Given data:
** begin **

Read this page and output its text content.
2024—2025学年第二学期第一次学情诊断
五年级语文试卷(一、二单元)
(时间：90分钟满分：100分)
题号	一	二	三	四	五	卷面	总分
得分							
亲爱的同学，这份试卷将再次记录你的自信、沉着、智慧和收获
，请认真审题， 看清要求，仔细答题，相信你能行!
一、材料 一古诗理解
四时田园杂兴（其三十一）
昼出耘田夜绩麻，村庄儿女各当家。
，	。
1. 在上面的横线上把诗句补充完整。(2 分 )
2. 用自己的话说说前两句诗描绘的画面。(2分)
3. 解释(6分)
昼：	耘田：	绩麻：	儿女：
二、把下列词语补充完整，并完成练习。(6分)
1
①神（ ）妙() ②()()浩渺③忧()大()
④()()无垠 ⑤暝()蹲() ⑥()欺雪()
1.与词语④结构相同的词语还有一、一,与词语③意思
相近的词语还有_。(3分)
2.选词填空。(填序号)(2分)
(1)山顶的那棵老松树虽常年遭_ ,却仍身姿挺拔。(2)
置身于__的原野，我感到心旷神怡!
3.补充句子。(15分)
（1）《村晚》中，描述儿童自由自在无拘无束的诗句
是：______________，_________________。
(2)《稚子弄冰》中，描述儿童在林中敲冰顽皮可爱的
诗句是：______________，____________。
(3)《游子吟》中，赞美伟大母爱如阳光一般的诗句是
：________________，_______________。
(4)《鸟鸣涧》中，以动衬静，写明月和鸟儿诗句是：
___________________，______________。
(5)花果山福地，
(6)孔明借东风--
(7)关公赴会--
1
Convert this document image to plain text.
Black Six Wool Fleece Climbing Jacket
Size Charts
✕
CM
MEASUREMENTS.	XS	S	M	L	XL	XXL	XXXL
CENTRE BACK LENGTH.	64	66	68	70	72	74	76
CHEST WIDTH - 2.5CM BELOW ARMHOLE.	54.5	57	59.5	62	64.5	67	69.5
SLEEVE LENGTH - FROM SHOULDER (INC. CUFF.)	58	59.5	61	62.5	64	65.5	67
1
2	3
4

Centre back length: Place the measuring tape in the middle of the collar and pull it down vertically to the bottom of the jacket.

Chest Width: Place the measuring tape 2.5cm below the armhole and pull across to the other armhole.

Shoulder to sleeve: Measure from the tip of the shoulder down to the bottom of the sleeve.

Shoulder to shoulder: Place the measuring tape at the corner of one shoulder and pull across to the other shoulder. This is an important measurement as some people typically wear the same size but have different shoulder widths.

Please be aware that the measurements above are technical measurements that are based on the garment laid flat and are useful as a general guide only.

** end **

Goal: Output all of the material, please, exactly as it stands.

Final answer:
Read this page and output its text content.
2024—2025学年第二学期第一次学情诊断
五年级语文试卷(一、二单元)
(时间：90分钟满分：100分)
题号	一	二	三	四	五	卷面	总分
得分							
亲爱的同学，这份试卷将再次记录你的自信、沉着、智慧和收获
，请认真审题， 看清要求，仔细答题，相信你能行!
一、材料 一古诗理解
四时田园杂兴（其三十一）
昼出耘田夜绩麻，村庄儿女各当家。
，	。
1. 在上面的横线上把诗句补充完整。(2 分 )
2. 用自己的话说说前两句诗描绘的画面。(2分)
3. 解释(6分)
昼：	耘田：	绩麻：	儿女：
二、把下列词语补充完整，并完成练习。(6分)
1
①神（ ）妙() ②()()浩渺③忧()大()
④()()无垠 ⑤暝()蹲() ⑥()欺雪()
1.与词语④结构相同的词语还有一、一,与词语③意思
相近的词语还有_。(3分)
2.选词填空。(填序号)(2分)
(1)山顶的那棵老松树虽常年遭_ ,却仍身姿挺拔。(2)
置身于__的原野，我感到心旷神怡!
3.补充句子。(15分)
（1）《村晚》中，描述儿童自由自在无拘无束的诗句
是：______________，_________________。
(2)《稚子弄冰》中，描述儿童在林中敲冰顽皮可爱的
诗句是：______________，____________。
(3)《游子吟》中，赞美伟大母爱如阳光一般的诗句是
：________________，_______________。
(4)《鸟鸣涧》中，以动衬静，写明月和鸟儿诗句是：
___________________，______________。
(5)花果山福地，
(6)孔明借东风--
(7)关公赴会--
1
Convert this document image to plain text.
Black Six Wool Fleece Climbing Jacket
Size Charts
✕
CM
MEASUREMENTS.	XS	S	M	L	XL	XXL	XXXL
CENTRE BACK LENGTH.	64	66	68	70	72	74	76
CHEST WIDTH - 2.5CM BELOW ARMHOLE.	54.5	57	59.5	62	64.5	67	69.5
SLEEVE LENGTH - FROM SHOULDER (INC. CUFF.)	58	59.5	61	62.5	64	65.5	67
1
2	3
4

Centre back length: Place the measuring tape in the middle of the collar and pull it down vertically to the bottom of the jacket.

Chest Width: Place the measuring tape 2.5cm below the armhole and pull across to the other armhole.

Shoulder to sleeve: Measure from the tip of the shoulder down to the bottom of the sleeve.

Shoulder to shoulder: Place the measuring tape at the corner of one shoulder and pull across to the other shoulder. This is an important measurement as some people typically wear the same size but have different shoulder widths.

Please be aware that the measurements above are technical measurements that are based on the garment laid flat and are useful as a general guide only.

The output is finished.